(EXTRACTED ENTRIES)

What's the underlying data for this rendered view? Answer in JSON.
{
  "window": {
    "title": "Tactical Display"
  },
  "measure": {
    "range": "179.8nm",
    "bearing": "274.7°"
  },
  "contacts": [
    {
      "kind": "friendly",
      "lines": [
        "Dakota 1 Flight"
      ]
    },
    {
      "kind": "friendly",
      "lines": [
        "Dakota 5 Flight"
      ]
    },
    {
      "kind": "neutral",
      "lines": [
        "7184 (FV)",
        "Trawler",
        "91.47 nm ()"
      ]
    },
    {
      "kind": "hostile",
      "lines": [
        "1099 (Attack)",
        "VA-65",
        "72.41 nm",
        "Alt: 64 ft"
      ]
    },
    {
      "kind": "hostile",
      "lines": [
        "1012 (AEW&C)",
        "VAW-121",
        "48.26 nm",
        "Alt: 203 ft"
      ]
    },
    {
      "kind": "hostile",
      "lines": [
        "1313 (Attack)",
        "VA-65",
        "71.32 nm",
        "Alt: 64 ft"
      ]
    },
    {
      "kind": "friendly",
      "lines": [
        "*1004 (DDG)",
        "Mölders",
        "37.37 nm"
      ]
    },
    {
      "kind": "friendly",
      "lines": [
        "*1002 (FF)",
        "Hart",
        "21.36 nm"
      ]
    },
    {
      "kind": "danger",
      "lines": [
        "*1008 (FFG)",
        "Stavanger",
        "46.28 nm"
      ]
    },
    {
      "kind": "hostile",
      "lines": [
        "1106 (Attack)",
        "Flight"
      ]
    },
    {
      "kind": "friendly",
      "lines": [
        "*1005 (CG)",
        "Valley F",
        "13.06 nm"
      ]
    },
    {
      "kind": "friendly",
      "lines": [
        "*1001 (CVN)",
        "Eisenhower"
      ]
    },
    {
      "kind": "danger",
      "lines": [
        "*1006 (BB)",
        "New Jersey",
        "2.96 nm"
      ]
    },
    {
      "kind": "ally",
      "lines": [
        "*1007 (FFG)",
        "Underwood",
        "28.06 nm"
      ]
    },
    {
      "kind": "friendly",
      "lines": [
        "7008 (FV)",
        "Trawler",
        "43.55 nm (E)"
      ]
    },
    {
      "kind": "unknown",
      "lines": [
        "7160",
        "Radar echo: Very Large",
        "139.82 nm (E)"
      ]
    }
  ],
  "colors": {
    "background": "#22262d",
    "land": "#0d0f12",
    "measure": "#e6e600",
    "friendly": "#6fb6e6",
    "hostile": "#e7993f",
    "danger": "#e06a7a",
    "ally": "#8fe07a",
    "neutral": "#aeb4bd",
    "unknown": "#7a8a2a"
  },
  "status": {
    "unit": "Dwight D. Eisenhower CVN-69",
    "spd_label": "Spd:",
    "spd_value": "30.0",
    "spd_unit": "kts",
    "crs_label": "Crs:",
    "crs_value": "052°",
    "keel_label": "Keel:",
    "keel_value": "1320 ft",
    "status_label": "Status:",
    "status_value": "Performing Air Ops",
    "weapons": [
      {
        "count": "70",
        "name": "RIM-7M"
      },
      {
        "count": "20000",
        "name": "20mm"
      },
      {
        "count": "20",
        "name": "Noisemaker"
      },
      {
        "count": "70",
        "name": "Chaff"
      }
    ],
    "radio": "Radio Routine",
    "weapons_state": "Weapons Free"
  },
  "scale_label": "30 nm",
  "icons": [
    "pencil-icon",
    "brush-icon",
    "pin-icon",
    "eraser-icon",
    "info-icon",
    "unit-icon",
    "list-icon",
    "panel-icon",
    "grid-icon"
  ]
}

(SHORT EXERCISE)
Write the entries again, exactly as they stand.

(PROBLEM SOLUTION)
What's the underlying data for this rendered view? Answer in JSON.
{
  "window": {
    "title": "Tactical Display"
  },
  "measure": {
    "range": "179.8nm",
    "bearing": "274.7°"
  },
  "contacts": [
    {
      "kind": "friendly",
      "lines": [
        "Dakota 1 Flight"
      ]
    },
    {
      "kind": "friendly",
      "lines": [
        "Dakota 5 Flight"
      ]
    },
    {
      "kind": "neutral",
      "lines": [
        "7184 (FV)",
        "Trawler",
        "91.47 nm ()"
      ]
    },
    {
      "kind": "hostile",
      "lines": [
        "1099 (Attack)",
        "VA-65",
        "72.41 nm",
        "Alt: 64 ft"
      ]
    },
    {
      "kind": "hostile",
      "lines": [
        "1012 (AEW&C)",
        "VAW-121",
        "48.26 nm",
        "Alt: 203 ft"
      ]
    },
    {
      "kind": "hostile",
      "lines": [
        "1313 (Attack)",
        "VA-65",
        "71.32 nm",
        "Alt: 64 ft"
      ]
    },
    {
      "kind": "friendly",
      "lines": [
        "*1004 (DDG)",
        "Mölders",
        "37.37 nm"
      ]
    },
    {
      "kind": "friendly",
      "lines": [
        "*1002 (FF)",
        "Hart",
        "21.36 nm"
      ]
    },
    {
      "kind": "danger",
      "lines": [
        "*1008 (FFG)",
        "Stavanger",
        "46.28 nm"
      ]
    },
    {
      "kind": "hostile",
      "lines": [
        "1106 (Attack)",
        "Flight"
      ]
    },
    {
      "kind": "friendly",
      "lines": [
        "*1005 (CG)",
        "Valley F",
        "13.06 nm"
      ]
    },
    {
      "kind": "friendly",
      "lines": [
        "*1001 (CVN)",
        "Eisenhower"
      ]
    },
    {
      "kind": "danger",
      "lines": [
        "*1006 (BB)",
        "New Jersey",
        "2.96 nm"
      ]
    },
    {
      "kind": "ally",
      "lines": [
        "*1007 (FFG)",
        "Underwood",
        "28.06 nm"
      ]
    },
    {
      "kind": "friendly",
      "lines": [
        "7008 (FV)",
        "Trawler",
        "43.55 nm (E)"
      ]
    },
    {
      "kind": "unknown",
      "lines": [
        "7160",
        "Radar echo: Very Large",
        "139.82 nm (E)"
      ]
    }
  ],
  "colors": {
    "background": "#22262d",
    "land": "#0d0f12",
    "measure": "#e6e600",
    "friendly": "#6fb6e6",
    "hostile": "#e7993f",
    "danger": "#e06a7a",
    "ally": "#8fe07a",
    "neutral": "#aeb4bd",
    "unknown": "#7a8a2a"
  },
  "status": {
    "unit": "Dwight D. Eisenhower CVN-69",
    "spd_label": "Spd:",
    "spd_value": "30.0",
    "spd_unit": "kts",
    "crs_label": "Crs:",
    "crs_value": "052°",
    "keel_label": "Keel:",
    "keel_value": "1320 ft",
    "status_label": "Status:",
    "status_value": "Performing Air Ops",
    "weapons": [
      {
        "count": "70",
        "name": "RIM-7M"
      },
      {
        "count": "20000",
        "name": "20mm"
      },
      {
        "count": "20",
        "name": "Noisemaker"
      },
      {
        "count": "70",
        "name": "Chaff"
      }
    ],
    "radio": "Radio Routine",
    "weapons_state": "Weapons Free"
  },
  "scale_label": "30 nm",
  "icons": [
    "pencil-icon",
    "brush-icon",
    "pin-icon",
    "eraser-icon",
    "info-icon",
    "unit-icon",
    "list-icon",
    "panel-icon",
    "grid-icon"
  ]
}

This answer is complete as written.